▶ **Challenge**:
Search the data below for the word "username" and copy each line that holds it.

(begin)

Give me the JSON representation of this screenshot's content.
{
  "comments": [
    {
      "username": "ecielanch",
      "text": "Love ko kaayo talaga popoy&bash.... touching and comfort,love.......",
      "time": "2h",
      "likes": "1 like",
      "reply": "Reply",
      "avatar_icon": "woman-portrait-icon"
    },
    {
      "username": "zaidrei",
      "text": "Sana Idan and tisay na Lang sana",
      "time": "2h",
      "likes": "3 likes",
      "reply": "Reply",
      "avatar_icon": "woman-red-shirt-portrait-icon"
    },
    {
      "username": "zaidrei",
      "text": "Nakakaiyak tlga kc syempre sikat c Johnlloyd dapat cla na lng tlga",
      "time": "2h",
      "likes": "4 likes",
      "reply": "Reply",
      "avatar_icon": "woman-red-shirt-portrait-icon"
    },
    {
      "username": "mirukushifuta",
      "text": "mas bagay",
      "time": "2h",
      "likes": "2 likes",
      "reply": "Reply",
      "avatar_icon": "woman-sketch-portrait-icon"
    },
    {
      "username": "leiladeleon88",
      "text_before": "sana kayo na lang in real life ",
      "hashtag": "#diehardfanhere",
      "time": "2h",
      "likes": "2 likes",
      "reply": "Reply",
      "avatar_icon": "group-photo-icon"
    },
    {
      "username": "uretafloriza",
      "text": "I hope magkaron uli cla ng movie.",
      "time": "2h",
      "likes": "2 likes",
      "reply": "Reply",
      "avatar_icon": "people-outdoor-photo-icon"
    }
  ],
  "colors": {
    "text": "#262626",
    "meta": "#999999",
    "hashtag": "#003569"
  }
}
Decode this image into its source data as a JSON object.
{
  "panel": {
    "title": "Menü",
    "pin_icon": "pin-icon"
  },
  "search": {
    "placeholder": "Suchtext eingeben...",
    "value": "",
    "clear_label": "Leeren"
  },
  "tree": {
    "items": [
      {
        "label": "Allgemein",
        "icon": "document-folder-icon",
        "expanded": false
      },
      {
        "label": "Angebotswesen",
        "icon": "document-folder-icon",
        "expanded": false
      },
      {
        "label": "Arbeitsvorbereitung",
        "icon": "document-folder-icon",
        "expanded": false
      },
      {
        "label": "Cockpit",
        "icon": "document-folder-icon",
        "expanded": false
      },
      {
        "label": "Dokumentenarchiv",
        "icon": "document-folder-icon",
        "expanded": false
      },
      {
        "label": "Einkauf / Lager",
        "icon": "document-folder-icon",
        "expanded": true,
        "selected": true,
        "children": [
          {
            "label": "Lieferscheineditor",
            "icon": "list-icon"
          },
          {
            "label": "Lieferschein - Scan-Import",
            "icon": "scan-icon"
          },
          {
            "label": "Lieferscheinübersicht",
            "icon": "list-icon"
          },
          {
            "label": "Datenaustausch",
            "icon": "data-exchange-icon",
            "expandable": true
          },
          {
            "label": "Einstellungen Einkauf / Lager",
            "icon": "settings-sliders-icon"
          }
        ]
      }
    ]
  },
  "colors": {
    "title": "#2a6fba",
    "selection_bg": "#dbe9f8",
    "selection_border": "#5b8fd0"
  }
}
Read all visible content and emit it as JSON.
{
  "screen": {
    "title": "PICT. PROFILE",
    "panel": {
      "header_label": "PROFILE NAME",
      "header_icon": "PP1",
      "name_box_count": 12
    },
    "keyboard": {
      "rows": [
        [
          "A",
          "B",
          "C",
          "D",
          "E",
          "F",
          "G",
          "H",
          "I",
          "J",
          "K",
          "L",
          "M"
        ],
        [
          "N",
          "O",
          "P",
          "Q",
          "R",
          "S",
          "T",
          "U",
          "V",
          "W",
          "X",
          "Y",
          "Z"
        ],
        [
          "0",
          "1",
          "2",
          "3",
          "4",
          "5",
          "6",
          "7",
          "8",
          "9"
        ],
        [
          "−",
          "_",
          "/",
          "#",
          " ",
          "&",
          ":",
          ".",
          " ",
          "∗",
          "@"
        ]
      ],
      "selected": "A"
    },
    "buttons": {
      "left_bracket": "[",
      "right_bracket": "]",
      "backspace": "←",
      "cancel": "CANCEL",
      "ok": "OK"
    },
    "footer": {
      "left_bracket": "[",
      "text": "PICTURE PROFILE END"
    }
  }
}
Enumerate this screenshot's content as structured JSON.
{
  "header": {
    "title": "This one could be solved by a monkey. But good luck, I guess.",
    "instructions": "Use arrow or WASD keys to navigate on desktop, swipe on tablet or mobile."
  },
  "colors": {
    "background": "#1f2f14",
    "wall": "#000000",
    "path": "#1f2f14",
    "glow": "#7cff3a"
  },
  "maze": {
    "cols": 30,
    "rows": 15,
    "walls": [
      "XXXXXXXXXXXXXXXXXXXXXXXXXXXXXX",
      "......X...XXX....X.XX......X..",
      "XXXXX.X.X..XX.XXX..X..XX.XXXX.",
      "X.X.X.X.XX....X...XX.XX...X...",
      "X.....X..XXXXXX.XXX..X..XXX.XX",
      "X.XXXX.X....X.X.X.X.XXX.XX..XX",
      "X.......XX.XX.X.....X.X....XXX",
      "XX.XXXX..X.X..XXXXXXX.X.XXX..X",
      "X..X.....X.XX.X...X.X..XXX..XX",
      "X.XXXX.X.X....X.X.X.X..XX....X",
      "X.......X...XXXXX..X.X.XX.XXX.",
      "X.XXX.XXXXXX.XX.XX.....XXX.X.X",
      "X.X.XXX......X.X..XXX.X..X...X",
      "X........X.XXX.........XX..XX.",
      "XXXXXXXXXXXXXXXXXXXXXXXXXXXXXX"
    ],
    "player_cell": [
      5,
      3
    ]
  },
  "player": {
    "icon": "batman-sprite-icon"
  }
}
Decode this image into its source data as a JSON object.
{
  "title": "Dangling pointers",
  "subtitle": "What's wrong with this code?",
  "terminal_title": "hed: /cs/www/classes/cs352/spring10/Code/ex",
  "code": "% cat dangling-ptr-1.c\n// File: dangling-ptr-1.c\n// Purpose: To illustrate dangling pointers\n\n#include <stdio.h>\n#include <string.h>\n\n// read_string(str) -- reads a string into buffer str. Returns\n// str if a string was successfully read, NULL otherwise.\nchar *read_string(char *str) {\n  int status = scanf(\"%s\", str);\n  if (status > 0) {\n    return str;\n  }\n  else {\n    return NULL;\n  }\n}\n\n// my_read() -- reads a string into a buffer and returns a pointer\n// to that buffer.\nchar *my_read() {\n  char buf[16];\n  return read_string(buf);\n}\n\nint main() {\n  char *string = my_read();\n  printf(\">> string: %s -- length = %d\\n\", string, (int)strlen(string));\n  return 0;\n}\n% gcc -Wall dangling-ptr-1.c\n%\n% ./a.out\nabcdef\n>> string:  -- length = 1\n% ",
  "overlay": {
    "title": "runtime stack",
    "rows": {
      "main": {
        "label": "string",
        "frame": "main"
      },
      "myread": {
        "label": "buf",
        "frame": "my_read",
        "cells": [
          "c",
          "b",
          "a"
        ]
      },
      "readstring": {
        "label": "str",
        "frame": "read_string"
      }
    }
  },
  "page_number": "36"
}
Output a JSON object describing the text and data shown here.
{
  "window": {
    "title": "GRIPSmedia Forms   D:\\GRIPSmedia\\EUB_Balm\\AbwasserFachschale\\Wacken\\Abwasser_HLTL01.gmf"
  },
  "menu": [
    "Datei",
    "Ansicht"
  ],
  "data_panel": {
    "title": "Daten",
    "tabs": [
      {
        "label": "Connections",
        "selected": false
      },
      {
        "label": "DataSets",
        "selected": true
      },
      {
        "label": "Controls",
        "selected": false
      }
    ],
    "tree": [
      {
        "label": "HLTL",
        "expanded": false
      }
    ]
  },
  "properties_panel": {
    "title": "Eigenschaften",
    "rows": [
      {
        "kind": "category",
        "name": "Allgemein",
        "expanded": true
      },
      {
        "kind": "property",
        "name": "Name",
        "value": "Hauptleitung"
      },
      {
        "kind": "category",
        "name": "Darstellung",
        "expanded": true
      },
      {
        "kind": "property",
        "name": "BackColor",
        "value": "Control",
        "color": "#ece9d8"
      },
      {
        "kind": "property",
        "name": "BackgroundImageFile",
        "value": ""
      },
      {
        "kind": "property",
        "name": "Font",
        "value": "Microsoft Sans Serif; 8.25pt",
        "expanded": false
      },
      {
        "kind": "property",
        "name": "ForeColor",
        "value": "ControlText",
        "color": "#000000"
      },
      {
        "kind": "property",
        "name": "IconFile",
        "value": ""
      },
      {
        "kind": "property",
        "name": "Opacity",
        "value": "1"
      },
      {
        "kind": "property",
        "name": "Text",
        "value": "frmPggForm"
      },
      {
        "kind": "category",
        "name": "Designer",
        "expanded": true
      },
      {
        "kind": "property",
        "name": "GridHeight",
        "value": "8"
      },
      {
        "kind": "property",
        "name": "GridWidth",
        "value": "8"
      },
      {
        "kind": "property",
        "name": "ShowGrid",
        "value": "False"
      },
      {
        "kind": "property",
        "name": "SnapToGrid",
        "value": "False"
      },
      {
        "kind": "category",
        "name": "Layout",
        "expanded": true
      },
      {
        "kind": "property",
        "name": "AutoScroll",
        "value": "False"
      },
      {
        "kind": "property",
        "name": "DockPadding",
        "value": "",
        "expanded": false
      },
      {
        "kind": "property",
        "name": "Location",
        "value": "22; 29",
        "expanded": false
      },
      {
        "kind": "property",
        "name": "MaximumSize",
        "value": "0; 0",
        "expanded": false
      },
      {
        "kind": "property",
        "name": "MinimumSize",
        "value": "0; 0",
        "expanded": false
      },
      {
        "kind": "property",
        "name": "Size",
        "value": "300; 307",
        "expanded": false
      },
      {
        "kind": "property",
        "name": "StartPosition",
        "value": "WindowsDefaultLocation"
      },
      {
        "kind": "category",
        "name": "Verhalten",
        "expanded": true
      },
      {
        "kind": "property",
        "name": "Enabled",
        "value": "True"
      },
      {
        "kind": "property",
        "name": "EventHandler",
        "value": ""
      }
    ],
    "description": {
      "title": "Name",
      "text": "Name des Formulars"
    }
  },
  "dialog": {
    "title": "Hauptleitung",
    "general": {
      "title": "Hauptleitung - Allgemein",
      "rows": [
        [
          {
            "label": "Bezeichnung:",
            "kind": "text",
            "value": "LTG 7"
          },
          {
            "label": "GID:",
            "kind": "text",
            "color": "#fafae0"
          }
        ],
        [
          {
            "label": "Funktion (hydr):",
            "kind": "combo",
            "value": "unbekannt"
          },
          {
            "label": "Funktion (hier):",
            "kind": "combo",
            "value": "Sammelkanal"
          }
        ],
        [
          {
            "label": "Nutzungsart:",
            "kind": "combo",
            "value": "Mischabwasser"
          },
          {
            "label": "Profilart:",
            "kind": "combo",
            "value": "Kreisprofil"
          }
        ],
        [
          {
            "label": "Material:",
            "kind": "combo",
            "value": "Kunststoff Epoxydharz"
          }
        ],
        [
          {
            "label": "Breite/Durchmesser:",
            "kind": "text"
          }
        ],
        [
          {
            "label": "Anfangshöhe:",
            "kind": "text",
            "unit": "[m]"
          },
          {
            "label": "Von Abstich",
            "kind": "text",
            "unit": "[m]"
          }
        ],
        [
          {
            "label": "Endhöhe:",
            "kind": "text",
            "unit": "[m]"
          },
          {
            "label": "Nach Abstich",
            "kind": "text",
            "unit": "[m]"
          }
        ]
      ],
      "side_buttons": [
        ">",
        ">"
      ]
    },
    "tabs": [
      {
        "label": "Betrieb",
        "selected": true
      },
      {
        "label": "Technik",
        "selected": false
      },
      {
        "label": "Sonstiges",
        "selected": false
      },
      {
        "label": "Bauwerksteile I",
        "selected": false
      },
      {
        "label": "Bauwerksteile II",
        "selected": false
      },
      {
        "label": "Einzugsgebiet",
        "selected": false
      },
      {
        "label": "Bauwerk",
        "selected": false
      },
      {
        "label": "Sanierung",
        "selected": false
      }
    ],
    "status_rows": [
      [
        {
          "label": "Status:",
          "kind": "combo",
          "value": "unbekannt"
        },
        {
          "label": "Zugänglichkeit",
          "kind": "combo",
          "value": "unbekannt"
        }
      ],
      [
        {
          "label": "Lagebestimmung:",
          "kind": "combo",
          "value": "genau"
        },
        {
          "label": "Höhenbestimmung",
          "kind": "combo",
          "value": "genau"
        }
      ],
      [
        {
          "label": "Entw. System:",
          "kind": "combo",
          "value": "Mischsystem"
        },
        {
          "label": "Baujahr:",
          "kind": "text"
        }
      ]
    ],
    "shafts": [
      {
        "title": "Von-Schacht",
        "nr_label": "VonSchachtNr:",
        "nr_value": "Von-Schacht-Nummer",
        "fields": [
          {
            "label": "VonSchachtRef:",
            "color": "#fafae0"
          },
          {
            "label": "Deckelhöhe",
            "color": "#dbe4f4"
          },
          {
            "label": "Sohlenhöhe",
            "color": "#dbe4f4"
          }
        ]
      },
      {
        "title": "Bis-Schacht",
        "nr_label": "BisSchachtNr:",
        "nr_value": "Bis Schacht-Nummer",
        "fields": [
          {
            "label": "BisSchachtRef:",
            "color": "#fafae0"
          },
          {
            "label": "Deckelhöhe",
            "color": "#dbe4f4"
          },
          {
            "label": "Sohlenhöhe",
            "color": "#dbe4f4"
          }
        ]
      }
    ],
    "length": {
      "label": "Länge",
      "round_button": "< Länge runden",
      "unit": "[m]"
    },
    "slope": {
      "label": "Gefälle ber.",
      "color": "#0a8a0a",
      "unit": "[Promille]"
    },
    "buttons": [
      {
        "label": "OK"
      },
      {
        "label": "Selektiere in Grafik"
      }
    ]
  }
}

(end)

▶ **Correct result**:
      "username": "ecielanch",
      "username": "zaidrei",
      "username": "zaidrei",
      "username": "mirukushifuta",
      "username": "leiladeleon88",
      "username": "uretafloriza",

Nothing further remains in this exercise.